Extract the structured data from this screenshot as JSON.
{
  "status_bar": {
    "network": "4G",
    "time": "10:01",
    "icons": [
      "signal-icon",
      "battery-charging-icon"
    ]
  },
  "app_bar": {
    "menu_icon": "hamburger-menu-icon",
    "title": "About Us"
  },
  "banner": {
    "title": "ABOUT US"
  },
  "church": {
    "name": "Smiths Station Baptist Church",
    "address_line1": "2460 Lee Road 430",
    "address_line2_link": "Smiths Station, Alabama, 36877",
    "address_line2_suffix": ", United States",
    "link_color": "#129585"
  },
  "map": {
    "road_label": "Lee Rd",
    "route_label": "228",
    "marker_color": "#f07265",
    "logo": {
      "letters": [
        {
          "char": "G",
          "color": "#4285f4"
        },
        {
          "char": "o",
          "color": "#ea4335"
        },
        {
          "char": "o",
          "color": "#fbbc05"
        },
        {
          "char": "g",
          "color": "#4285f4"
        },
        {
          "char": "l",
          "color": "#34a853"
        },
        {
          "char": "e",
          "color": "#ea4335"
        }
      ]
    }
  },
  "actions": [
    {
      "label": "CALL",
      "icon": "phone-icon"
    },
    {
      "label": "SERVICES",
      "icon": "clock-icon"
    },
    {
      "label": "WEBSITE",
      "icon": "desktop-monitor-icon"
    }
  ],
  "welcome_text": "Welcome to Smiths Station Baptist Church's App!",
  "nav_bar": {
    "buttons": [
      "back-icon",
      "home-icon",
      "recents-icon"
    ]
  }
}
◆ ◆ ◆
Your task is to reproduce the whole listing exactly.

WORKED SOLUTION:
Extract the structured data from this screenshot as JSON.
{
  "status_bar": {
    "network": "4G",
    "time": "10:01",
    "icons": [
      "signal-icon",
      "battery-charging-icon"
    ]
  },
  "app_bar": {
    "menu_icon": "hamburger-menu-icon",
    "title": "About Us"
  },
  "banner": {
    "title": "ABOUT US"
  },
  "church": {
    "name": "Smiths Station Baptist Church",
    "address_line1": "2460 Lee Road 430",
    "address_line2_link": "Smiths Station, Alabama, 36877",
    "address_line2_suffix": ", United States",
    "link_color": "#129585"
  },
  "map": {
    "road_label": "Lee Rd",
    "route_label": "228",
    "marker_color": "#f07265",
    "logo": {
      "letters": [
        {
          "char": "G",
          "color": "#4285f4"
        },
        {
          "char": "o",
          "color": "#ea4335"
        },
        {
          "char": "o",
          "color": "#fbbc05"
        },
        {
          "char": "g",
          "color": "#4285f4"
        },
        {
          "char": "l",
          "color": "#34a853"
        },
        {
          "char": "e",
          "color": "#ea4335"
        }
      ]
    }
  },
  "actions": [
    {
      "label": "CALL",
      "icon": "phone-icon"
    },
    {
      "label": "SERVICES",
      "icon": "clock-icon"
    },
    {
      "label": "WEBSITE",
      "icon": "desktop-monitor-icon"
    }
  ],
  "welcome_text": "Welcome to Smiths Station Baptist Church's App!",
  "nav_bar": {
    "buttons": [
      "back-icon",
      "home-icon",
      "recents-icon"
    ]
  }
}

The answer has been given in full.